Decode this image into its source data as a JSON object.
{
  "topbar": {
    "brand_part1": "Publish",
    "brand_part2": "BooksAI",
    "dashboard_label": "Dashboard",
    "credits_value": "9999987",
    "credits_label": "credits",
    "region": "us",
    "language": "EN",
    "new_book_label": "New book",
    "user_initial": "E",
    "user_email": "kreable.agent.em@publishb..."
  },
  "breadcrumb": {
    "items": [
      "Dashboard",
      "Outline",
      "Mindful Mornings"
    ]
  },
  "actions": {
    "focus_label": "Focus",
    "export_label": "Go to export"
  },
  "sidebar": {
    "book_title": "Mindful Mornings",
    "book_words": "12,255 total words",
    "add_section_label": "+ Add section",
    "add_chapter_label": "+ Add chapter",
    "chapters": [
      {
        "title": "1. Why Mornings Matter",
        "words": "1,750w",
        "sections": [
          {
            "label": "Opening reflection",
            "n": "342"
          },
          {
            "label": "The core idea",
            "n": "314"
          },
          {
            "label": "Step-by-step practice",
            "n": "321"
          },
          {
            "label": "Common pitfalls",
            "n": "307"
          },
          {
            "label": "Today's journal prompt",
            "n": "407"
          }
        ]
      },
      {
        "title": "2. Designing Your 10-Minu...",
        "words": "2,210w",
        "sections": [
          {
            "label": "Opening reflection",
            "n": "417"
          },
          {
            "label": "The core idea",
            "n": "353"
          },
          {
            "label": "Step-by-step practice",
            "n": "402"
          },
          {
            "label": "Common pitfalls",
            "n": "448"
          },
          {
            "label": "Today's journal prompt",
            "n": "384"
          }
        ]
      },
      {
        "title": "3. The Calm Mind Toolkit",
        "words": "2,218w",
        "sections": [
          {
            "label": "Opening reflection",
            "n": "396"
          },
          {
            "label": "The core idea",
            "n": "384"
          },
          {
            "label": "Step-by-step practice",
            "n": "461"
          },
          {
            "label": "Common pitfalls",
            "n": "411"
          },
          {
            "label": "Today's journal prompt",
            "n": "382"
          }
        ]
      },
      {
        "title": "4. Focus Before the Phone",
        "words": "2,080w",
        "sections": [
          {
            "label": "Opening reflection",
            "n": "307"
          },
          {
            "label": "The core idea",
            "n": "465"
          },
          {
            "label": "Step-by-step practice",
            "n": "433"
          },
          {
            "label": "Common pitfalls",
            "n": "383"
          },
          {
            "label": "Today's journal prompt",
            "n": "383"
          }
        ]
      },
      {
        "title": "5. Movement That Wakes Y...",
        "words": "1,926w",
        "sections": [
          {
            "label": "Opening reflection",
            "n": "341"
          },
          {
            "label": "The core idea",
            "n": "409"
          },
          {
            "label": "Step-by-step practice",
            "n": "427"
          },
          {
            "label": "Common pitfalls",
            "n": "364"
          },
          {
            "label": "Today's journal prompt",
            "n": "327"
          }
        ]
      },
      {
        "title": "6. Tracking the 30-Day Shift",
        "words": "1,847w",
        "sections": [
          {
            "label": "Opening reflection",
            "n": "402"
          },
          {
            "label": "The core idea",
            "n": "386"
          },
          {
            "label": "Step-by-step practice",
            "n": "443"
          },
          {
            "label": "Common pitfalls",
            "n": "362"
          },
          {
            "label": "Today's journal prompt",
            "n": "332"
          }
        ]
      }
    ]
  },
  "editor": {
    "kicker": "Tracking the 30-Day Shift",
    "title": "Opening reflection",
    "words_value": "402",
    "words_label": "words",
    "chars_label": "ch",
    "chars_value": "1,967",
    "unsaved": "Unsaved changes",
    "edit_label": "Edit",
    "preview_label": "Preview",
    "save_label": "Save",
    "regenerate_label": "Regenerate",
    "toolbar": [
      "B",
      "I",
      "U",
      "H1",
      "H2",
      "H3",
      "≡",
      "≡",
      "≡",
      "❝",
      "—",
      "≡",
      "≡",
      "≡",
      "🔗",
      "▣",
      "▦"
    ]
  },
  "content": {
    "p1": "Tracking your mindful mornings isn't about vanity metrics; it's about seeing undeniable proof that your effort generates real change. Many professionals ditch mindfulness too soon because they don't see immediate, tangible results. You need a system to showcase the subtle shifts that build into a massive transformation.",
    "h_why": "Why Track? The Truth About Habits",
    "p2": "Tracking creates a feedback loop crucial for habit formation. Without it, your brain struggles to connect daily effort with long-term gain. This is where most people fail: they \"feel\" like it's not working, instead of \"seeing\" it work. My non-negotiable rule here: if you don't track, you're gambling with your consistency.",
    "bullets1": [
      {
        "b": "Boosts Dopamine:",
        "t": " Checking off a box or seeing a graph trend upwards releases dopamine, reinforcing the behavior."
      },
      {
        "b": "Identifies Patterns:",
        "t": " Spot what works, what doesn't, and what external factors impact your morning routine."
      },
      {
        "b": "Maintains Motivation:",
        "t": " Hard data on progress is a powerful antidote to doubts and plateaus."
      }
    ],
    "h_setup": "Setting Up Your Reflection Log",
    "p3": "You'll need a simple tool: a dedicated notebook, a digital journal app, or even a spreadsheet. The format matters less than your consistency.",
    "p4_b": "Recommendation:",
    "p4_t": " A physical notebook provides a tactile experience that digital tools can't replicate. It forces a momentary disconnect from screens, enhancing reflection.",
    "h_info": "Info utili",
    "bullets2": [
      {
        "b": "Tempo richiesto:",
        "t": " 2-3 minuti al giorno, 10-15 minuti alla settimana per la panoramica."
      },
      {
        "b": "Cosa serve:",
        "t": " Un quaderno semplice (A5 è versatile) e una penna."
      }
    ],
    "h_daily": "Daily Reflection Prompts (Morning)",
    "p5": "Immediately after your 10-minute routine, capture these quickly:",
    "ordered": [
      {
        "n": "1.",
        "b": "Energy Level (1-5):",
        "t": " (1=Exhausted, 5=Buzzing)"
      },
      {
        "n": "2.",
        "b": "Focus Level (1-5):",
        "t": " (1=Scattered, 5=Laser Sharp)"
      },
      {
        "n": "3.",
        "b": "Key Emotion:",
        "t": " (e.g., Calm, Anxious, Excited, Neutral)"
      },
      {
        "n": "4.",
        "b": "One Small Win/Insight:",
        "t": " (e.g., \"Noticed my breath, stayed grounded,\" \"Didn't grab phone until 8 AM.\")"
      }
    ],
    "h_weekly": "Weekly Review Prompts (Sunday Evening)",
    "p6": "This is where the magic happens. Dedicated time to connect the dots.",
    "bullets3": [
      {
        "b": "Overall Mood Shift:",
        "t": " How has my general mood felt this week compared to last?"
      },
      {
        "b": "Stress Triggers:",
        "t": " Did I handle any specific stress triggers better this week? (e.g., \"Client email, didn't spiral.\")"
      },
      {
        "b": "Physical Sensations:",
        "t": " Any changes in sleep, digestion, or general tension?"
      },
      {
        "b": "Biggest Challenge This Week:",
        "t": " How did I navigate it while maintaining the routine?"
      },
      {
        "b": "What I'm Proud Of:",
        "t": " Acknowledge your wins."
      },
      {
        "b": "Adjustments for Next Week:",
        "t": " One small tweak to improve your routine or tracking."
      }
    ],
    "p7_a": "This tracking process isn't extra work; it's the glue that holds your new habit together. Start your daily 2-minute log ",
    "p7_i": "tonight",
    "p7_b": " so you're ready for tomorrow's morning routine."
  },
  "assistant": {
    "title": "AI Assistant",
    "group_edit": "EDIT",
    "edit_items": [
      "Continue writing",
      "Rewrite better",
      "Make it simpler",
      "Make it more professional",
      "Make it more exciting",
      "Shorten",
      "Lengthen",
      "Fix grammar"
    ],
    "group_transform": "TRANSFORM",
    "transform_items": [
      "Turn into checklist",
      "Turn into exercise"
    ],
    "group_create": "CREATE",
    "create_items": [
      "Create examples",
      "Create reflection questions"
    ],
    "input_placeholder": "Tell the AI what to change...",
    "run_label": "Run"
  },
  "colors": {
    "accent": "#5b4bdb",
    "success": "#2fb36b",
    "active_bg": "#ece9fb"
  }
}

# # # #

▸ OBJECTIVE
Say how many lines above contain the string "more". Answer with the number only.

▸ RIGHT ANSWER
2